» **Your goal**
From the material below, list every line containing "b为负数".
-- Start of Items --
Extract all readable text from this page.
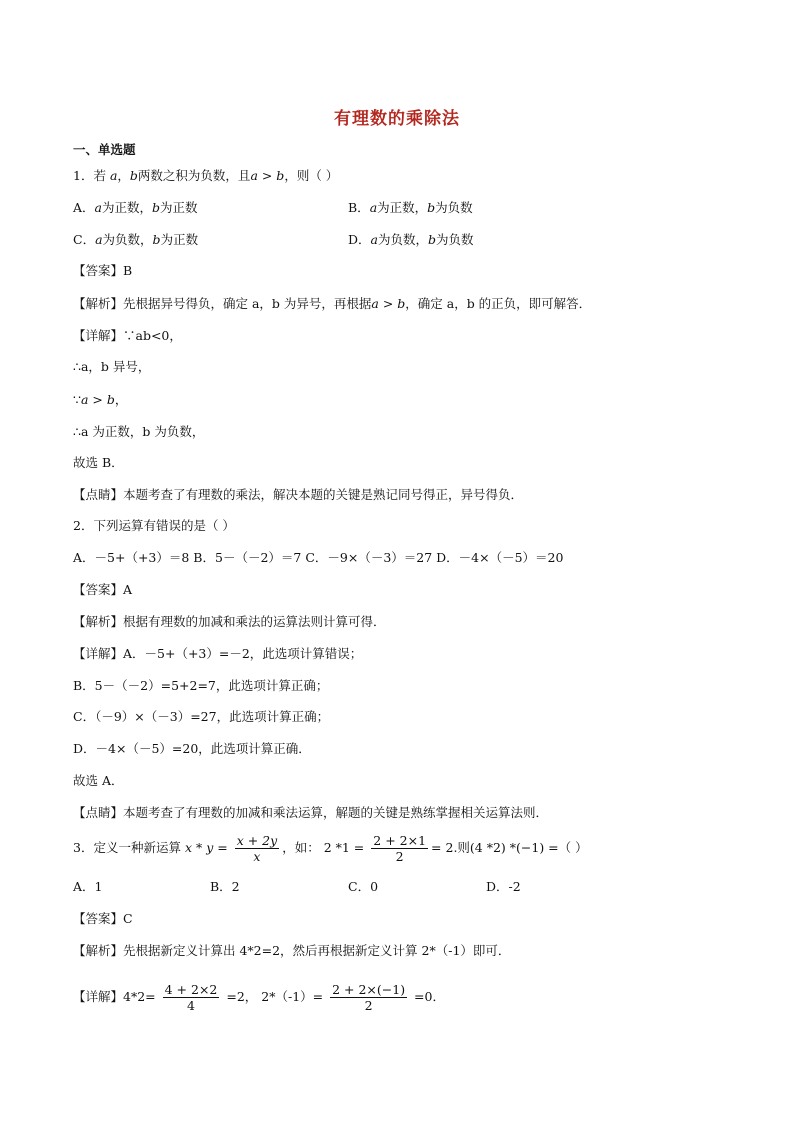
有理数的乘除法
一、单选题
1．若 a，b两数之积为负数，且a > b，则（ ）
A．a为正数，b为正数	B．a为正数，b为负数
C．a为负数，b为正数	D．a为负数，b为负数
【答案】B
【解析】先根据异号得负，确定 a，b 为异号，再根据a > b，确定 a，b 的正负，即可解答．
【详解】∵ab<0，
∴a，b 异号，
∵a > b，
∴a 为正数，b 为负数，
故选 B．
【点睛】本题考查了有理数的乘法，解决本题的关键是熟记同号得正，异号得负．
2．下列运算有错误的是（ ）
A．－5+（+3）＝8 B．5－（－2）＝7 C．－9×（－3）＝27 D．－4×（－5）＝20
【答案】A
【解析】根据有理数的加减和乘法的运算法则计算可得．
【详解】A．－5+（+3）=－2，此选项计算错误；
B．5－（－2）=5+2=7，此选项计算正确；
C．（－9）×（－3）=27，此选项计算正确；
D．－4×（－5）=20，此选项计算正确．
故选 A．
【点睛】本题考查了有理数的加减和乘法运算，解题的关键是熟练掌握相关运算法则．
3．定义一种新运算 $x * y = \frac{x + 2y}{x}$ ，如： 2 $*1 = \frac{2 + 2\times 1}{2} = 2$.则(4 *2) *(−1) =（ ）
A．1	B．2	C．0	D．-2
【答案】C
【解析】先根据新定义计算出 4*2=2，然后再根据新定义计算 2*（-1）即可．
【详解】$4*2= \frac{4 + 2\times 2}{4} =2$， $2*(-1)= \frac{2 + 2\times(-1)}{2} =0$．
-- End of Items --
» **Answer to the exercise**
A．a为正数，b为正数	B．a为正数，b为负数
C．a为负数，b为正数	D．a为负数，b为负数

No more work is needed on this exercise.